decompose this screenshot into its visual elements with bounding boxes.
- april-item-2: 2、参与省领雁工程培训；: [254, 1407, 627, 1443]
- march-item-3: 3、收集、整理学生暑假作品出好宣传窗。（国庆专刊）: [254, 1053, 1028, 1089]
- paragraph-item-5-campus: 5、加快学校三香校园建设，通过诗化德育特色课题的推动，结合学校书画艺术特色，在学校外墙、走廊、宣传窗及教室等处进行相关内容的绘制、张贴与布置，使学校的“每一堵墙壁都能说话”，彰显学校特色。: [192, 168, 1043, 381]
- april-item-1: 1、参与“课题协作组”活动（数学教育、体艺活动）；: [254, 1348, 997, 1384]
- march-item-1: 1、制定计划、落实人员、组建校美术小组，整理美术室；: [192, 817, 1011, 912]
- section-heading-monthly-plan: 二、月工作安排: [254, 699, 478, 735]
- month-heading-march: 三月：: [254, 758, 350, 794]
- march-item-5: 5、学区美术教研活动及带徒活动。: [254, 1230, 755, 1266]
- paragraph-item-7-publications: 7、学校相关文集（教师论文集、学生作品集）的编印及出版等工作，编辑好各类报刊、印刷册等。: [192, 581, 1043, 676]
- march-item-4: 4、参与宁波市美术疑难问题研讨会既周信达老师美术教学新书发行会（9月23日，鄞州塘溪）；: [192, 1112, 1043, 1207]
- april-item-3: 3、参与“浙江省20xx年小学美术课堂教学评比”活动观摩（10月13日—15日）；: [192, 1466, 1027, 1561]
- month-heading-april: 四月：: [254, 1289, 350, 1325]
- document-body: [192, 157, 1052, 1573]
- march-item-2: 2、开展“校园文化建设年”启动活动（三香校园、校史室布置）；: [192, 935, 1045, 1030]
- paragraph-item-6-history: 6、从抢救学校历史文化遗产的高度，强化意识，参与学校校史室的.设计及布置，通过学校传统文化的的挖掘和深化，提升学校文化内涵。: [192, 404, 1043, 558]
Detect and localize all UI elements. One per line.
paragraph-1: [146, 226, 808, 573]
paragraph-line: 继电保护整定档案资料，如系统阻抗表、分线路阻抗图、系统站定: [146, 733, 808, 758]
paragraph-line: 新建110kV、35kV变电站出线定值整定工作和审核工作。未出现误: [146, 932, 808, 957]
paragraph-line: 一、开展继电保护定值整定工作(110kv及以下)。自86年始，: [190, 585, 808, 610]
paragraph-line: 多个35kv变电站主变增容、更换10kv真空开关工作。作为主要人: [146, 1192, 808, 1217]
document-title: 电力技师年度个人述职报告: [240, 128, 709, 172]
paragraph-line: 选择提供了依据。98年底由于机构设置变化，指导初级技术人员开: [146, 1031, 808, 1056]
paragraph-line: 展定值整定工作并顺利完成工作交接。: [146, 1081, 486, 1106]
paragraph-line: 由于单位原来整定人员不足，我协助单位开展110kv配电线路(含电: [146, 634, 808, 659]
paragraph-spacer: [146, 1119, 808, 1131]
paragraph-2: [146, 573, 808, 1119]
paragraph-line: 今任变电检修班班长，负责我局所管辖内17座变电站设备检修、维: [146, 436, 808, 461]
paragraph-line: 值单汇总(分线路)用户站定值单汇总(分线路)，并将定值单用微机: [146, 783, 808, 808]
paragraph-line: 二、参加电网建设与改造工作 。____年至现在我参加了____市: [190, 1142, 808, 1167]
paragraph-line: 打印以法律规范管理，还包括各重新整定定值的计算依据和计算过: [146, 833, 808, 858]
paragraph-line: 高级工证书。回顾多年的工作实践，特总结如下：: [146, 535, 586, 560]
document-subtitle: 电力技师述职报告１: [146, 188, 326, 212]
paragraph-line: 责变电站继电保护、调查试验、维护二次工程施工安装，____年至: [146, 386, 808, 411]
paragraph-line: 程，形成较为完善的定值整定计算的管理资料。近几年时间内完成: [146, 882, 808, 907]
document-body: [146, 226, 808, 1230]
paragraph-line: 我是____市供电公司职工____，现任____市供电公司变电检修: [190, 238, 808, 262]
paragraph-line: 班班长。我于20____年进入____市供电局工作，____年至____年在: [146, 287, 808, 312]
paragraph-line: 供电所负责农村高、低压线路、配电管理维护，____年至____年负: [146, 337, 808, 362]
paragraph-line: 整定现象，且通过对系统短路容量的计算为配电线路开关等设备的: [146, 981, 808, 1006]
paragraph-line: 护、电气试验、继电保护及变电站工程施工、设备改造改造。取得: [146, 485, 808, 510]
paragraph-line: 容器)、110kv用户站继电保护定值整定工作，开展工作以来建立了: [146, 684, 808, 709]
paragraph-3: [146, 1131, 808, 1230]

| Exercise |
Turn every line of the listing above into a JSON list of strings, one string per line, leaving out blank lines.

| Final result |
[
  "decompose this screenshot into its visual elements with bounding boxes.",
  "- april-item-2: 2、参与省领雁工程培训；: [254, 1407, 627, 1443]",
  "- march-item-3: 3、收集、整理学生暑假作品出好宣传窗。（国庆专刊）: [254, 1053, 1028, 1089]",
  "- paragraph-item-5-campus: 5、加快学校三香校园建设，通过诗化德育特色课题的推动，结合学校书画艺术特色，在学校外墙、走廊、宣传窗及教室等处进行相关内容的绘制、张贴与布置，使学校的“每一堵墙壁都能说话”，彰显学校特色。: [192, 168, 1043, 381]",
  "- april-item-1: 1、参与“课题协作组”活动（数学教育、体艺活动）；: [254, 1348, 997, 1384]",
  "- march-item-1: 1、制定计划、落实人员、组建校美术小组，整理美术室；: [192, 817, 1011, 912]",
  "- section-heading-monthly-plan: 二、月工作安排: [254, 699, 478, 735]",
  "- month-heading-march: 三月：: [254, 758, 350, 794]",
  "- march-item-5: 5、学区美术教研活动及带徒活动。: [254, 1230, 755, 1266]",
  "- paragraph-item-7-publications: 7、学校相关文集（教师论文集、学生作品集）的编印及出版等工作，编辑好各类报刊、印刷册等。: [192, 581, 1043, 676]",
  "- march-item-4: 4、参与宁波市美术疑难问题研讨会既周信达老师美术教学新书发行会（9月23日，鄞州塘溪）；: [192, 1112, 1043, 1207]",
  "- april-item-3: 3、参与“浙江省20xx年小学美术课堂教学评比”活动观摩（10月13日—15日）；: [192, 1466, 1027, 1561]",
  "- month-heading-april: 四月：: [254, 1289, 350, 1325]",
  "- document-body: [192, 157, 1052, 1573]",
  "- march-item-2: 2、开展“校园文化建设年”启动活动（三香校园、校史室布置）；: [192, 935, 1045, 1030]",
  "- paragraph-item-6-history: 6、从抢救学校历史文化遗产的高度，强化意识，参与学校校史室的.设计及布置，通过学校传统文化的的挖掘和深化，提升学校文化内涵。: [192, 404, 1043, 558]",
  "Detect and localize all UI elements. One per line.",
  "paragraph-1: [146, 226, 808, 573]",
  "paragraph-line: 继电保护整定档案资料，如系统阻抗表、分线路阻抗图、系统站定: [146, 733, 808, 758]",
  "paragraph-line: 新建110kV、35kV变电站出线定值整定工作和审核工作。未出现误: [146, 932, 808, 957]",
  "paragraph-line: 一、开展继电保护定值整定工作(110kv及以下)。自86年始，: [190, 585, 808, 610]",
  "paragraph-line: 多个35kv变电站主变增容、更换10kv真空开关工作。作为主要人: [146, 1192, 808, 1217]",
  "document-title: 电力技师年度个人述职报告: [240, 128, 709, 172]",
  "paragraph-line: 选择提供了依据。98年底由于机构设置变化，指导初级技术人员开: [146, 1031, 808, 1056]",
  "paragraph-line: 展定值整定工作并顺利完成工作交接。: [146, 1081, 486, 1106]",
  "paragraph-line: 由于单位原来整定人员不足，我协助单位开展110kv配电线路(含电: [146, 634, 808, 659]",
  "paragraph-spacer: [146, 1119, 808, 1131]",
  "paragraph-2: [146, 573, 808, 1119]",
  "paragraph-line: 今任变电检修班班长，负责我局所管辖内17座变电站设备检修、维: [146, 436, 808, 461]",
  "paragraph-line: 值单汇总(分线路)用户站定值单汇总(分线路)，并将定值单用微机: [146, 783, 808, 808]",
  "paragraph-line: 二、参加电网建设与改造工作 。____年至现在我参加了____市: [190, 1142, 808, 1167]",
  "paragraph-line: 打印以法律规范管理，还包括各重新整定定值的计算依据和计算过: [146, 833, 808, 858]",
  "paragraph-line: 高级工证书。回顾多年的工作实践，特总结如下：: [146, 535, 586, 560]",
  "document-subtitle: 电力技师述职报告１: [146, 188, 326, 212]",
  "paragraph-line: 责变电站继电保护、调查试验、维护二次工程施工安装，____年至: [146, 386, 808, 411]",
  "paragraph-line: 程，形成较为完善的定值整定计算的管理资料。近几年时间内完成: [146, 882, 808, 907]",
  "document-body: [146, 226, 808, 1230]",
  "paragraph-line: 我是____市供电公司职工____，现任____市供电公司变电检修: [190, 238, 808, 262]",
  "paragraph-line: 班班长。我于20____年进入____市供电局工作，____年至____年在: [146, 287, 808, 312]",
  "paragraph-line: 供电所负责农村高、低压线路、配电管理维护，____年至____年负: [146, 337, 808, 362]",
  "paragraph-line: 整定现象，且通过对系统短路容量的计算为配电线路开关等设备的: [146, 981, 808, 1006]",
  "paragraph-line: 护、电气试验、继电保护及变电站工程施工、设备改造改造。取得: [146, 485, 808, 510]",
  "paragraph-line: 容器)、110kv用户站继电保护定值整定工作，开展工作以来建立了: [146, 684, 808, 709]",
  "paragraph-3: [146, 1131, 808, 1230]"
]